## GOAL
Check every line below for the word "adjustment" and copy the ones that have it.

-*-*-

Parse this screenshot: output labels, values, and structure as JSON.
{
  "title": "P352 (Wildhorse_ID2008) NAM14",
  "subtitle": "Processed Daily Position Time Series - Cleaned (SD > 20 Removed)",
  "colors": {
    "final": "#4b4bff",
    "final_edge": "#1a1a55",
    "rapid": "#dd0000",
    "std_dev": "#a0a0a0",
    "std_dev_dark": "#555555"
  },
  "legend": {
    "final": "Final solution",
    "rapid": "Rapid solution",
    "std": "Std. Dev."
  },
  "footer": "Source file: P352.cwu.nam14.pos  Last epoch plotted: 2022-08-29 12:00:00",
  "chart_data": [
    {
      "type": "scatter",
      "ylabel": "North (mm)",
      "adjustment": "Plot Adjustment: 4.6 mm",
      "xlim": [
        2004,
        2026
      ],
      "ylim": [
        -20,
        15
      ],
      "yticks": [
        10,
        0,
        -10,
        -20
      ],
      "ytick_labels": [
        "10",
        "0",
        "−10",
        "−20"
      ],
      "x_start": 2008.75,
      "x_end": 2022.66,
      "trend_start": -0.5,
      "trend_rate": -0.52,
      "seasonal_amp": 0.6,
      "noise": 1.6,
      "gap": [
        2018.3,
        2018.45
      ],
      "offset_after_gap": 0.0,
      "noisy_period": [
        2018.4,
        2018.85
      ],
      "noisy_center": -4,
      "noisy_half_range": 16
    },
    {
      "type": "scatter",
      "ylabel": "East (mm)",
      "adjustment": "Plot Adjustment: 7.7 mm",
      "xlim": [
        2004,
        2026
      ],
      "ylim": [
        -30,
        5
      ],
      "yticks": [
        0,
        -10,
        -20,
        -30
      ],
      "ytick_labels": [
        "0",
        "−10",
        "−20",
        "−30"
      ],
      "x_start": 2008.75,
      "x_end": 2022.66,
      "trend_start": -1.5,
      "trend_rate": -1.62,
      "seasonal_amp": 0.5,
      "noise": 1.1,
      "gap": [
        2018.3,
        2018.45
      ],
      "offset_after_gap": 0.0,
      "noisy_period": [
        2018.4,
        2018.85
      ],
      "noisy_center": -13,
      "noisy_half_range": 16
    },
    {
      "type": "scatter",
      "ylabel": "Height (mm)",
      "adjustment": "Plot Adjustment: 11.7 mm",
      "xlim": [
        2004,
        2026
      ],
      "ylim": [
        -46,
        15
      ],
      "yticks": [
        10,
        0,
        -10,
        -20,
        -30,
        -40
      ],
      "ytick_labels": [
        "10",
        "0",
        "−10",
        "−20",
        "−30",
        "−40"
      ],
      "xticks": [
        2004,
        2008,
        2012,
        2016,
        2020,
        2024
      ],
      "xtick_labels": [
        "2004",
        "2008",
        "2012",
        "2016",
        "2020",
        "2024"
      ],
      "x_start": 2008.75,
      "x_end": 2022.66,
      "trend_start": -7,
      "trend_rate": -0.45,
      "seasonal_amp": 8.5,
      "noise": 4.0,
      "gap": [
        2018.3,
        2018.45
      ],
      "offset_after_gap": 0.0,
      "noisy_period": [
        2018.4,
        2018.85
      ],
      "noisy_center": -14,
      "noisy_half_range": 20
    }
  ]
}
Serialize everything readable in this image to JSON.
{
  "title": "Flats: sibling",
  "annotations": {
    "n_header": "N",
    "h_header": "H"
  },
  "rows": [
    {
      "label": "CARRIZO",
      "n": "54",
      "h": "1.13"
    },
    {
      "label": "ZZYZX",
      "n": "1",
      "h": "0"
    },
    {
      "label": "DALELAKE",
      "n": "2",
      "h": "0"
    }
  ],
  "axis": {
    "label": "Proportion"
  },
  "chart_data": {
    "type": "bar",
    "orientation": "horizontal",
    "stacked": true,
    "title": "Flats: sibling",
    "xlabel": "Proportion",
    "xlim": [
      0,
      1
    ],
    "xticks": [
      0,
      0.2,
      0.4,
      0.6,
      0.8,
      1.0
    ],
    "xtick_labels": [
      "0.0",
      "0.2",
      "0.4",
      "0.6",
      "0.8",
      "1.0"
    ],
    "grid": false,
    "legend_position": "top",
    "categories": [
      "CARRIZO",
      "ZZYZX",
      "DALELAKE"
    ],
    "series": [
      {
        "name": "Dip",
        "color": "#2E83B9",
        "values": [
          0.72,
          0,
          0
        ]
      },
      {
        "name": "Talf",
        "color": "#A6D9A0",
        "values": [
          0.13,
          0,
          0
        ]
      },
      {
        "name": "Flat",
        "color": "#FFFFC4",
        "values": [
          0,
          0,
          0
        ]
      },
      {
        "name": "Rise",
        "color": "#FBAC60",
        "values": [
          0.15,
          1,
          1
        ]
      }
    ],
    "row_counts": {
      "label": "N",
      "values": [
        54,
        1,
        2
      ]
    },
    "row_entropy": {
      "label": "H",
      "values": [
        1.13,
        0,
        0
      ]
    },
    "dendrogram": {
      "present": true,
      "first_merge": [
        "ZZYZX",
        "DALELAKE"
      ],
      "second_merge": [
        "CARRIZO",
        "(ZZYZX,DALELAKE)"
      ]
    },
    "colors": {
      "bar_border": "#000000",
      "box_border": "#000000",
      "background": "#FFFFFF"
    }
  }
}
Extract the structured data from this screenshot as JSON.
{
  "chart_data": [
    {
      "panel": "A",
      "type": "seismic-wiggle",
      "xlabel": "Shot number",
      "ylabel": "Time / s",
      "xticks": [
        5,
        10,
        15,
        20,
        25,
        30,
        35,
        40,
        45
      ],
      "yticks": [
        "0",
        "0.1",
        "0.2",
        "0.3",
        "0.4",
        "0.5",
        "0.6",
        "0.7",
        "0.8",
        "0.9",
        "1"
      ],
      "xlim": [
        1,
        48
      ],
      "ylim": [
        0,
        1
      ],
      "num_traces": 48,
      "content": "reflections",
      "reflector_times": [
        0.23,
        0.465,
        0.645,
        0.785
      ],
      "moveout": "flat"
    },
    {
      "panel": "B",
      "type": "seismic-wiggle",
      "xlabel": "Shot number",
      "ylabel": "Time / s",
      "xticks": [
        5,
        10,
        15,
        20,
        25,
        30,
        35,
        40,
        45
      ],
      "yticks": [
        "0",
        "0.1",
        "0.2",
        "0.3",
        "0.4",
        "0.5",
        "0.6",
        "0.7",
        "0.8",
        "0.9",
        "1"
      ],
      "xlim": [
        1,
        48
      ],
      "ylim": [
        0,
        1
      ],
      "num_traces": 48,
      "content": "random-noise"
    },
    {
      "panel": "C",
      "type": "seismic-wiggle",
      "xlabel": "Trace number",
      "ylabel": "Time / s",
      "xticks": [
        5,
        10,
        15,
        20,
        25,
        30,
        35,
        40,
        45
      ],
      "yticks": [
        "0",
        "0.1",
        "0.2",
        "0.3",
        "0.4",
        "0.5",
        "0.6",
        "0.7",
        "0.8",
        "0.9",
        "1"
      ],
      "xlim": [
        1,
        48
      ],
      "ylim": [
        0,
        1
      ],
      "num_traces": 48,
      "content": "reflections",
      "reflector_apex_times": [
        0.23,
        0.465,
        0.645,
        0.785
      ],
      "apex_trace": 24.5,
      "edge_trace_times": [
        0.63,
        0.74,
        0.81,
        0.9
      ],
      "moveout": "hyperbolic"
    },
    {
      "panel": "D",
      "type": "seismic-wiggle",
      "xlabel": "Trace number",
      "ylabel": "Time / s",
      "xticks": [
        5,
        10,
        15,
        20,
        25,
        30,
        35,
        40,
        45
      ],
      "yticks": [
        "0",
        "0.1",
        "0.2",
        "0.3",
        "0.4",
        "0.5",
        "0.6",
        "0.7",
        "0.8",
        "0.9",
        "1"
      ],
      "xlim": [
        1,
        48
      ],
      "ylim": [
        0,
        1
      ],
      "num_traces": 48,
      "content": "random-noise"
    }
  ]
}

-*-*-

## OUTPUT FOR THIS EXERCISE
      "adjustment": "Plot Adjustment: 4.6 mm",
      "adjustment": "Plot Adjustment: 7.7 mm",
      "adjustment": "Plot Adjustment: 11.7 mm",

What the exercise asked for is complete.